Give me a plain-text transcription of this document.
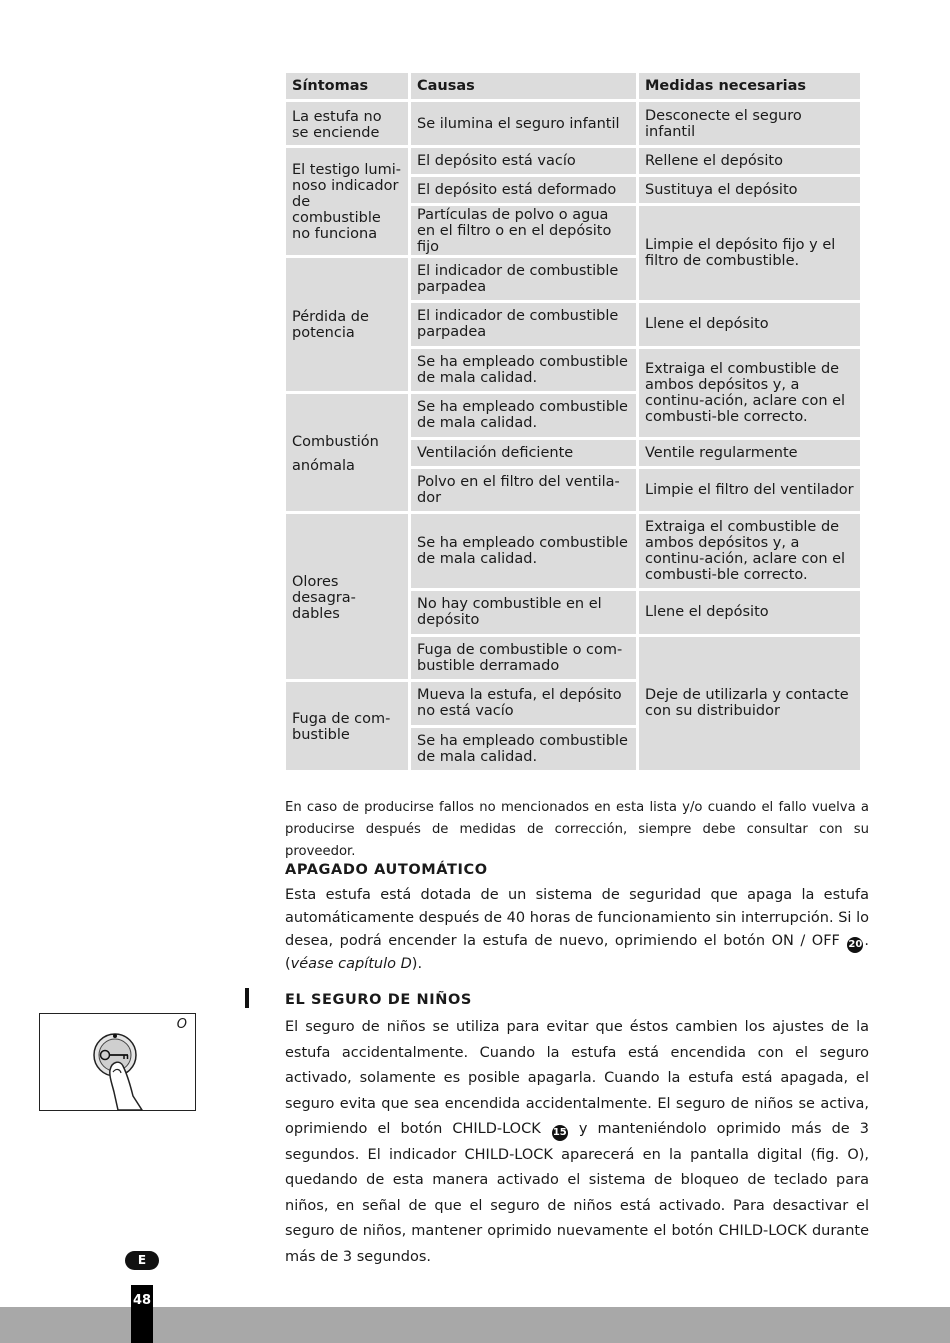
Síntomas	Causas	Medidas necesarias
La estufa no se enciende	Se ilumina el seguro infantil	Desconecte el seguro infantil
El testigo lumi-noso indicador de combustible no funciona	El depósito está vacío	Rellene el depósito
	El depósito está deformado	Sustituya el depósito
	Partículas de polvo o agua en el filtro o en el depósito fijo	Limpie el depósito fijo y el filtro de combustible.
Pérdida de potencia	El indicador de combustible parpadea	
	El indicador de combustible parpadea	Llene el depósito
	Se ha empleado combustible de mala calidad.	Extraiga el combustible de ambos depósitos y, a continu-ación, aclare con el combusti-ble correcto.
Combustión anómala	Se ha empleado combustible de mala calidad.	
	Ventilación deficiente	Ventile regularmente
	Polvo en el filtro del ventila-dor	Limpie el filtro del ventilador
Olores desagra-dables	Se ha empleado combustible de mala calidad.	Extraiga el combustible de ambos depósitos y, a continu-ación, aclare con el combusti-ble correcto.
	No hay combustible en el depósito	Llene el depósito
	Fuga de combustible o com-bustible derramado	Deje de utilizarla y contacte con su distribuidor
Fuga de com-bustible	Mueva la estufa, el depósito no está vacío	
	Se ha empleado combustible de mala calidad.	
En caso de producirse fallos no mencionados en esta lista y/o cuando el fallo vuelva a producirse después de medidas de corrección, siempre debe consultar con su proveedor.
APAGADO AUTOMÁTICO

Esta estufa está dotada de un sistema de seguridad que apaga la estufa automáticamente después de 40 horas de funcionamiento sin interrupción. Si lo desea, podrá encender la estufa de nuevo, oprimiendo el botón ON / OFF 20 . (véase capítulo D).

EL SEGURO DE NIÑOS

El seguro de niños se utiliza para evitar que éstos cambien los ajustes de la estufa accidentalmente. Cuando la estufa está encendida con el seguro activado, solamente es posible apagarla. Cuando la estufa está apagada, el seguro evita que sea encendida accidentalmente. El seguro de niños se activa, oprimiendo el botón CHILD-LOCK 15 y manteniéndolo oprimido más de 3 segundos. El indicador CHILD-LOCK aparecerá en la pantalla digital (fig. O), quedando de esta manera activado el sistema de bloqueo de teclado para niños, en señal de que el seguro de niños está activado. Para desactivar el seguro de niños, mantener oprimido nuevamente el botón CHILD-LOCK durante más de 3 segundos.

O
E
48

What you need to do> Take the listing and print it again exactly, but without any pictures.

Result>
Give me a plain-text transcription of this document.
Síntomas	Causas	Medidas necesarias
La estufa no se enciende	Se ilumina el seguro infantil	Desconecte el seguro infantil
El testigo lumi-noso indicador de combustible no funciona	El depósito está vacío	Rellene el depósito
	El depósito está deformado	Sustituya el depósito
	Partículas de polvo o agua en el filtro o en el depósito fijo	Limpie el depósito fijo y el filtro de combustible.
Pérdida de potencia	El indicador de combustible parpadea	
	El indicador de combustible parpadea	Llene el depósito
	Se ha empleado combustible de mala calidad.	Extraiga el combustible de ambos depósitos y, a continu-ación, aclare con el combusti-ble correcto.
Combustión anómala	Se ha empleado combustible de mala calidad.	
	Ventilación deficiente	Ventile regularmente
	Polvo en el filtro del ventila-dor	Limpie el filtro del ventilador
Olores desagra-dables	Se ha empleado combustible de mala calidad.	Extraiga el combustible de ambos depósitos y, a continu-ación, aclare con el combusti-ble correcto.
	No hay combustible en el depósito	Llene el depósito
	Fuga de combustible o com-bustible derramado	Deje de utilizarla y contacte con su distribuidor
Fuga de com-bustible	Mueva la estufa, el depósito no está vacío	
	Se ha empleado combustible de mala calidad.	
En caso de producirse fallos no mencionados en esta lista y/o cuando el fallo vuelva a producirse después de medidas de corrección, siempre debe consultar con su proveedor.
APAGADO AUTOMÁTICO

Esta estufa está dotada de un sistema de seguridad que apaga la estufa automáticamente después de 40 horas de funcionamiento sin interrupción. Si lo desea, podrá encender la estufa de nuevo, oprimiendo el botón ON / OFF 20 . (véase capítulo D).

EL SEGURO DE NIÑOS

El seguro de niños se utiliza para evitar que éstos cambien los ajustes de la estufa accidentalmente. Cuando la estufa está encendida con el seguro activado, solamente es posible apagarla. Cuando la estufa está apagada, el seguro evita que sea encendida accidentalmente. El seguro de niños se activa, oprimiendo el botón CHILD-LOCK 15 y manteniéndolo oprimido más de 3 segundos. El indicador CHILD-LOCK aparecerá en la pantalla digital (fig. O), quedando de esta manera activado el sistema de bloqueo de teclado para niños, en señal de que el seguro de niños está activado. Para desactivar el seguro de niños, mantener oprimido nuevamente el botón CHILD-LOCK durante más de 3 segundos.

O
E
48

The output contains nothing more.